Send processed data from Unstructured to PostgreSQL.

The requirements are as follows.

* For the [Unstructured UI](/ui/overview) or the [Unstructured API](/api-reference/overview), local PostgreSQL installations are not supported.
* For [Unstructured Ingest](/open-source/ingestion/overview), local and non-local PostgreSQL installations are supported.

The following video shows how to set up [Amazon RDS for PostgreSQL](https://aws.amazon.com/rds/postgresql/):

<iframe width="560" height="315" src="https://www.youtube.com/embed/QuIlEimejDs" title="YouTube video player" frameborder="0" allow="accelerometer; autoplay; clipboard-write; encrypted-media; gyroscope; picture-in-picture" allowfullscreen />

The following video shows how to set up [Azure Database for PostgreSQL](https://azure.microsoft.com/products/postgresql):

<iframe width="560" height="315" src="https://www.youtube.com/embed/6lvtBUFI7eQ" title="YouTube video player" frameborder="0" allow="accelerometer; autoplay; clipboard-write; encrypted-media; gyroscope; picture-in-picture" allowfullscreen />

* A PostgreSQL instance.

#### Dataset rows:
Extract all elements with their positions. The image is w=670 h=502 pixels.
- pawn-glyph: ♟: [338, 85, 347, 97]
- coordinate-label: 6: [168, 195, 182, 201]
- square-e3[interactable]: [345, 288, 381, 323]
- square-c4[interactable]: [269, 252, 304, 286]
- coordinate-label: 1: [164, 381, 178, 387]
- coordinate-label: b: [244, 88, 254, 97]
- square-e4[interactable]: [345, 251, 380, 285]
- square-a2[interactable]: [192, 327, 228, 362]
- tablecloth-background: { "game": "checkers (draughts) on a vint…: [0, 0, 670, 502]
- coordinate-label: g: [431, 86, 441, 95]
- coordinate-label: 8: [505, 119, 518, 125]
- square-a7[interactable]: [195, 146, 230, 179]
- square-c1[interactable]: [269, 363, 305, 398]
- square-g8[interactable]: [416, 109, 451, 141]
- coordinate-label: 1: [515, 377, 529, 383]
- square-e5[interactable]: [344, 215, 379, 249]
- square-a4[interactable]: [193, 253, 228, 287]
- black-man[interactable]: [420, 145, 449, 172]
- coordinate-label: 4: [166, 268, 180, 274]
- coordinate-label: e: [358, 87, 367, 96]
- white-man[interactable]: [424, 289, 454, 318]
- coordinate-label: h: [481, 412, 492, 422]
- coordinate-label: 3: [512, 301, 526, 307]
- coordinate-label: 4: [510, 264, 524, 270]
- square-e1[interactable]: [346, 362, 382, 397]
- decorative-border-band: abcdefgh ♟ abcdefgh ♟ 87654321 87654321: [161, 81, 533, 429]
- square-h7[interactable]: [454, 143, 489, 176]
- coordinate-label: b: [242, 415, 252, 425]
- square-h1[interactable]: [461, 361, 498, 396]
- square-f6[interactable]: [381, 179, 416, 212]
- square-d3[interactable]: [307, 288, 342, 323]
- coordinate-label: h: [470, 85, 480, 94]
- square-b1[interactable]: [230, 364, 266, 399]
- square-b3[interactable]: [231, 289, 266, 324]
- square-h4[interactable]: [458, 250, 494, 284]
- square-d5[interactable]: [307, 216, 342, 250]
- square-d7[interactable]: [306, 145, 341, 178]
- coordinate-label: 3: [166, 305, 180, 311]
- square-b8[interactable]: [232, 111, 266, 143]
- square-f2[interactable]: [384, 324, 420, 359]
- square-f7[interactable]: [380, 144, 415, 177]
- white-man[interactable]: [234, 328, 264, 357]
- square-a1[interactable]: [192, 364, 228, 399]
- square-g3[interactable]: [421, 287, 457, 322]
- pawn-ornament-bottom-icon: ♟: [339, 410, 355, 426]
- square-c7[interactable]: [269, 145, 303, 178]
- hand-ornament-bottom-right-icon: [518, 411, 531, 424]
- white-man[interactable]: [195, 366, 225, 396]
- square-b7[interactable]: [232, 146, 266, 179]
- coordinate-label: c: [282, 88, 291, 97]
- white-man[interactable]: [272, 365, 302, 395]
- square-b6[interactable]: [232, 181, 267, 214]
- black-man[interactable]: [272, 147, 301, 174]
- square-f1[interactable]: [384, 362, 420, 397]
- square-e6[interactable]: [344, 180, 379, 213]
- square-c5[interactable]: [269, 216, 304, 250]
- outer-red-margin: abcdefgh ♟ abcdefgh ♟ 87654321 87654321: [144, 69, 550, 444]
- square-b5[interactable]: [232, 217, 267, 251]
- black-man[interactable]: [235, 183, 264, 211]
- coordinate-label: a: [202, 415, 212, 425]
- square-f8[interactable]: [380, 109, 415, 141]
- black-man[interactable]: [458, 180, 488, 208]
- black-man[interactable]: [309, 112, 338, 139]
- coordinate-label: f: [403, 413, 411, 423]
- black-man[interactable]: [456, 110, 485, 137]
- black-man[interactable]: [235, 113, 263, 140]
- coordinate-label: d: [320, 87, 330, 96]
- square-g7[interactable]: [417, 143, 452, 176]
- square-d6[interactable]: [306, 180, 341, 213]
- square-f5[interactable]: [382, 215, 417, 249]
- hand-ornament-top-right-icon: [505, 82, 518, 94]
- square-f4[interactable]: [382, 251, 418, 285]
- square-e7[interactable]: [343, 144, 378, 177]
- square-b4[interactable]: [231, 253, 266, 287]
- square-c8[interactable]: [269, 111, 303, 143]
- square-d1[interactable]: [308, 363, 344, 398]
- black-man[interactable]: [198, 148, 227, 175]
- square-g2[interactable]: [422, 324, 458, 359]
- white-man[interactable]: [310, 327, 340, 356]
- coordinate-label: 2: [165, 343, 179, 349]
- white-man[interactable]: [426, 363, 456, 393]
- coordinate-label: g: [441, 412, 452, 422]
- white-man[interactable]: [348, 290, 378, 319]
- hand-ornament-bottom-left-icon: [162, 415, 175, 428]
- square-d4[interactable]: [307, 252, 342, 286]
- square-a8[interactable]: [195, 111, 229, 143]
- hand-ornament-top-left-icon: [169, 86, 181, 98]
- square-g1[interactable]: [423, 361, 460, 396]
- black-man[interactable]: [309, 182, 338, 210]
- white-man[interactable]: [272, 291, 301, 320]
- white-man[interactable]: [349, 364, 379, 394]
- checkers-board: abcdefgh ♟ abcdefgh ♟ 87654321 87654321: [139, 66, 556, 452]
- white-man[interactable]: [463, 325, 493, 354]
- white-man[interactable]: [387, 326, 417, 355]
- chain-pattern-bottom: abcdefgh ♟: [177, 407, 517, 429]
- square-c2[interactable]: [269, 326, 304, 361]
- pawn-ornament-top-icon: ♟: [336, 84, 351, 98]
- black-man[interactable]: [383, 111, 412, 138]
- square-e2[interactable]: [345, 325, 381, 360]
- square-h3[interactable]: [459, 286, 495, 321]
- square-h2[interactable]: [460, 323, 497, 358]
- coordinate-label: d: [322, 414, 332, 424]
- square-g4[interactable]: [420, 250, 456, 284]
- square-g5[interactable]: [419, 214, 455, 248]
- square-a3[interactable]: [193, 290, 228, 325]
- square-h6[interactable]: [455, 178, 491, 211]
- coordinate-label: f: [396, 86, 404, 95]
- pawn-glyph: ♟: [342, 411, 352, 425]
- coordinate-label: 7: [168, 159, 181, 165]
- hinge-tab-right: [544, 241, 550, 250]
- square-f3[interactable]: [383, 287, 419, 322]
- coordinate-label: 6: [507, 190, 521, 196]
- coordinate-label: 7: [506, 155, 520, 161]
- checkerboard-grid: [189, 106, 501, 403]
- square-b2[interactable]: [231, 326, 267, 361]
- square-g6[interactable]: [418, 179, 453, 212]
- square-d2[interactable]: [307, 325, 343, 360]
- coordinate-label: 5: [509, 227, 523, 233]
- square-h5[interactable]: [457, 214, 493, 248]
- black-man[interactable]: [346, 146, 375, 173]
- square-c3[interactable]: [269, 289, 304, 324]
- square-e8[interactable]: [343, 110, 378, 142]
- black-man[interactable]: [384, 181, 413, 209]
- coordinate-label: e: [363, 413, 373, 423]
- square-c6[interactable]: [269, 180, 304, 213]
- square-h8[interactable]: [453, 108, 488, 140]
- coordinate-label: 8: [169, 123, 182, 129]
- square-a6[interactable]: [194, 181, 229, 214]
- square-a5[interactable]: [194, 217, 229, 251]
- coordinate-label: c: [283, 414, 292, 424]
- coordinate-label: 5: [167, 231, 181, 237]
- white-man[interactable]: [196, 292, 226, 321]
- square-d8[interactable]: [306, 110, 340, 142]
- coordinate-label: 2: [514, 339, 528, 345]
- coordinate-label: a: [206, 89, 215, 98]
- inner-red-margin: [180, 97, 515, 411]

#### Problem statement:
Repeat the part of the PostgreSQL setup text between "Send processed data" and "are not supported.", inclusive. These records were taken from a different source.

#### Output:
Send processed data from Unstructured to PostgreSQL.

The requirements are as follows.

* For the [Unstructured UI](/ui/overview) or the [Unstructured API](/api-reference/overview), local PostgreSQL installations are not supported.